SHORT TASK: The records below must be written out exactly, with every picture left behind.

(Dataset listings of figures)
------------------------------------

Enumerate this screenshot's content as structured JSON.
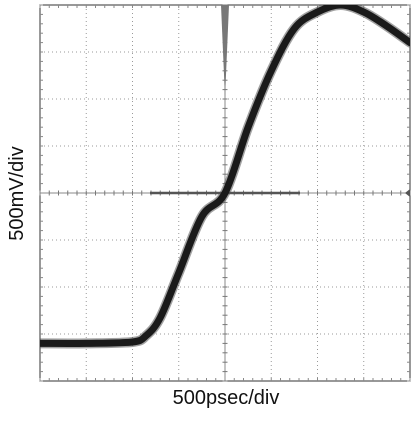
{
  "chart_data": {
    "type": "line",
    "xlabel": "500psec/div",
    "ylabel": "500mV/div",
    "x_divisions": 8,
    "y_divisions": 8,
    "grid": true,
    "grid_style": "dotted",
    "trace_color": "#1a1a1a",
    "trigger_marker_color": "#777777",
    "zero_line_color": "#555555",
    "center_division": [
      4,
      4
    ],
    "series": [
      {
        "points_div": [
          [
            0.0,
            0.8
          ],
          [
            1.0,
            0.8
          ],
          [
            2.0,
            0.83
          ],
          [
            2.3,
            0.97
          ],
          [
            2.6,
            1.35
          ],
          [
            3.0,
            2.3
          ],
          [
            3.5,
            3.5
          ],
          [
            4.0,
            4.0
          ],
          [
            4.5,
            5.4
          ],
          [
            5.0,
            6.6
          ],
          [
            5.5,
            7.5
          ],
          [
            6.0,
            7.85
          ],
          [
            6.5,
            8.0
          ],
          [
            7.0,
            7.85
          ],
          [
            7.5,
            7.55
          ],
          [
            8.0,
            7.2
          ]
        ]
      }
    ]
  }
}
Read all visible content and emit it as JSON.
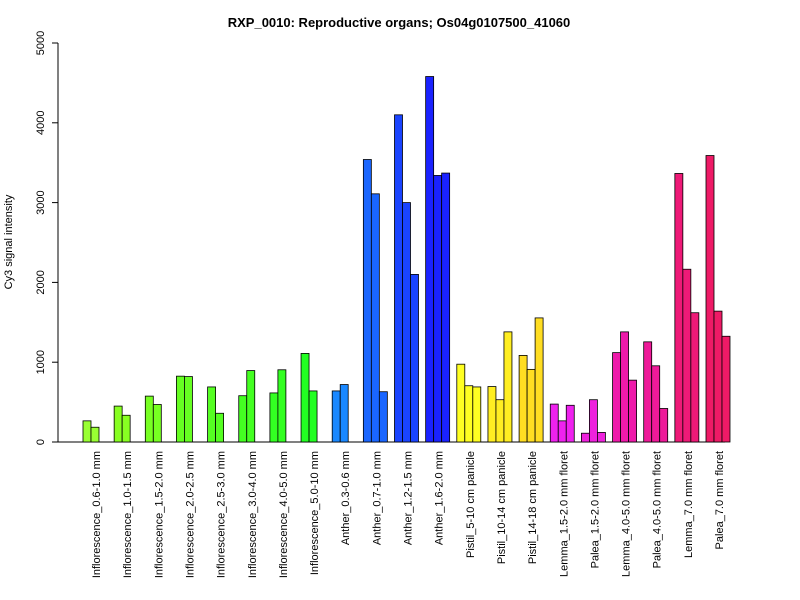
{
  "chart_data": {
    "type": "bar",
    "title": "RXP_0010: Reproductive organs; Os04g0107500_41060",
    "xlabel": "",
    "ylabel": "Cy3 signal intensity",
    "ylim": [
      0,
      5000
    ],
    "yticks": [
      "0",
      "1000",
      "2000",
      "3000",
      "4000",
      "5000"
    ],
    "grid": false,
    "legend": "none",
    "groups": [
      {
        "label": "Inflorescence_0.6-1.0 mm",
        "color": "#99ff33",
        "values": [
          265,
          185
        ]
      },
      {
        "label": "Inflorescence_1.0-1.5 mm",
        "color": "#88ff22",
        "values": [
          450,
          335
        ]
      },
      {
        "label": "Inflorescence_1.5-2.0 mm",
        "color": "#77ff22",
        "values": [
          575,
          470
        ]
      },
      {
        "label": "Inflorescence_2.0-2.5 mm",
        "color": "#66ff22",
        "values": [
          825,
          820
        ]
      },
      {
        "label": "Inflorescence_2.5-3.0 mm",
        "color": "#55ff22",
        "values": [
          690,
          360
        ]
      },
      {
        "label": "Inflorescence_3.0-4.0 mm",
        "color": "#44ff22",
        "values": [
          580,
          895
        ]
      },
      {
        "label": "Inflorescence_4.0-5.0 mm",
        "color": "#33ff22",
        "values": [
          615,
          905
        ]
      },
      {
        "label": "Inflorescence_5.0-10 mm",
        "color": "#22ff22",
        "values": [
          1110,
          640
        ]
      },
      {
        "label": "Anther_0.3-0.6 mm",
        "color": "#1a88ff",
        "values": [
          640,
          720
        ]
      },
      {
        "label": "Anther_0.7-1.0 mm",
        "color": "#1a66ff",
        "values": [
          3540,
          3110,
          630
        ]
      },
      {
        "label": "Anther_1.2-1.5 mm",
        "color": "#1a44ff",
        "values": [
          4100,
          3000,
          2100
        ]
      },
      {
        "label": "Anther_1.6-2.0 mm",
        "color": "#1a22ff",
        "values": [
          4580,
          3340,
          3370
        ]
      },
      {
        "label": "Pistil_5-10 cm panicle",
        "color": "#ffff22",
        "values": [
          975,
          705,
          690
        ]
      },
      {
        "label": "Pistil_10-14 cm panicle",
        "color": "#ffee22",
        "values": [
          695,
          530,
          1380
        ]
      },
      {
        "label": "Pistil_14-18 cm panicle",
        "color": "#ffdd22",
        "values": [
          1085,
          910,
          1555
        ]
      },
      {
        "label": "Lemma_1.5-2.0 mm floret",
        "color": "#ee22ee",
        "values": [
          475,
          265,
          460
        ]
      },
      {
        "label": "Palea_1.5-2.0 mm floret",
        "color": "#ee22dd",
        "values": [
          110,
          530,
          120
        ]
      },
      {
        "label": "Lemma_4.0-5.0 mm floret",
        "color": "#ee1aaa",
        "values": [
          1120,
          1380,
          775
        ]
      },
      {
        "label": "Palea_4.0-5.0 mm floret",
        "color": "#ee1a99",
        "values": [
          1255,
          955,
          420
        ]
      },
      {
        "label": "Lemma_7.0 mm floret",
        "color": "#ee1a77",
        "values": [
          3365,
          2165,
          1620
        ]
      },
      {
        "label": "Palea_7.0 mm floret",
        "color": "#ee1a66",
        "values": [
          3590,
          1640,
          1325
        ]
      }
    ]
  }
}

------------------------------------

CORRECT OUTPUT:
Enumerate this screenshot's content as structured JSON.
{
  "chart_data": {
    "type": "line",
    "xlabel": "500psec/div",
    "ylabel": "500mV/div",
    "x_divisions": 8,
    "y_divisions": 8,
    "grid": true,
    "grid_style": "dotted",
    "trace_color": "#1a1a1a",
    "trigger_marker_color": "#777777",
    "zero_line_color": "#555555",
    "center_division": [
      4,
      4
    ],
    "series": [
      {
        "points_div": [
          [
            0.0,
            0.8
          ],
          [
            1.0,
            0.8
          ],
          [
            2.0,
            0.83
          ],
          [
            2.3,
            0.97
          ],
          [
            2.6,
            1.35
          ],
          [
            3.0,
            2.3
          ],
          [
            3.5,
            3.5
          ],
          [
            4.0,
            4.0
          ],
          [
            4.5,
            5.4
          ],
          [
            5.0,
            6.6
          ],
          [
            5.5,
            7.5
          ],
          [
            6.0,
            7.85
          ],
          [
            6.5,
            8.0
          ],
          [
            7.0,
            7.85
          ],
          [
            7.5,
            7.55
          ],
          [
            8.0,
            7.2
          ]
        ]
      }
    ]
  }
}
Read all visible content and emit it as JSON.
{
  "chart_data": {
    "type": "bar",
    "title": "RXP_0010: Reproductive organs; Os04g0107500_41060",
    "xlabel": "",
    "ylabel": "Cy3 signal intensity",
    "ylim": [
      0,
      5000
    ],
    "yticks": [
      "0",
      "1000",
      "2000",
      "3000",
      "4000",
      "5000"
    ],
    "grid": false,
    "legend": "none",
    "groups": [
      {
        "label": "Inflorescence_0.6-1.0 mm",
        "color": "#99ff33",
        "values": [
          265,
          185
        ]
      },
      {
        "label": "Inflorescence_1.0-1.5 mm",
        "color": "#88ff22",
        "values": [
          450,
          335
        ]
      },
      {
        "label": "Inflorescence_1.5-2.0 mm",
        "color": "#77ff22",
        "values": [
          575,
          470
        ]
      },
      {
        "label": "Inflorescence_2.0-2.5 mm",
        "color": "#66ff22",
        "values": [
          825,
          820
        ]
      },
      {
        "label": "Inflorescence_2.5-3.0 mm",
        "color": "#55ff22",
        "values": [
          690,
          360
        ]
      },
      {
        "label": "Inflorescence_3.0-4.0 mm",
        "color": "#44ff22",
        "values": [
          580,
          895
        ]
      },
      {
        "label": "Inflorescence_4.0-5.0 mm",
        "color": "#33ff22",
        "values": [
          615,
          905
        ]
      },
      {
        "label": "Inflorescence_5.0-10 mm",
        "color": "#22ff22",
        "values": [
          1110,
          640
        ]
      },
      {
        "label": "Anther_0.3-0.6 mm",
        "color": "#1a88ff",
        "values": [
          640,
          720
        ]
      },
      {
        "label": "Anther_0.7-1.0 mm",
        "color": "#1a66ff",
        "values": [
          3540,
          3110,
          630
        ]
      },
      {
        "label": "Anther_1.2-1.5 mm",
        "color": "#1a44ff",
        "values": [
          4100,
          3000,
          2100
        ]
      },
      {
        "label": "Anther_1.6-2.0 mm",
        "color": "#1a22ff",
        "values": [
          4580,
          3340,
          3370
        ]
      },
      {
        "label": "Pistil_5-10 cm panicle",
        "color": "#ffff22",
        "values": [
          975,
          705,
          690
        ]
      },
      {
        "label": "Pistil_10-14 cm panicle",
        "color": "#ffee22",
        "values": [
          695,
          530,
          1380
        ]
      },
      {
        "label": "Pistil_14-18 cm panicle",
        "color": "#ffdd22",
        "values": [
          1085,
          910,
          1555
        ]
      },
      {
        "label": "Lemma_1.5-2.0 mm floret",
        "color": "#ee22ee",
        "values": [
          475,
          265,
          460
        ]
      },
      {
        "label": "Palea_1.5-2.0 mm floret",
        "color": "#ee22dd",
        "values": [
          110,
          530,
          120
        ]
      },
      {
        "label": "Lemma_4.0-5.0 mm floret",
        "color": "#ee1aaa",
        "values": [
          1120,
          1380,
          775
        ]
      },
      {
        "label": "Palea_4.0-5.0 mm floret",
        "color": "#ee1a99",
        "values": [
          1255,
          955,
          420
        ]
      },
      {
        "label": "Lemma_7.0 mm floret",
        "color": "#ee1a77",
        "values": [
          3365,
          2165,
          1620
        ]
      },
      {
        "label": "Palea_7.0 mm floret",
        "color": "#ee1a66",
        "values": [
          3590,
          1640,
          1325
        ]
      }
    ]
  }
}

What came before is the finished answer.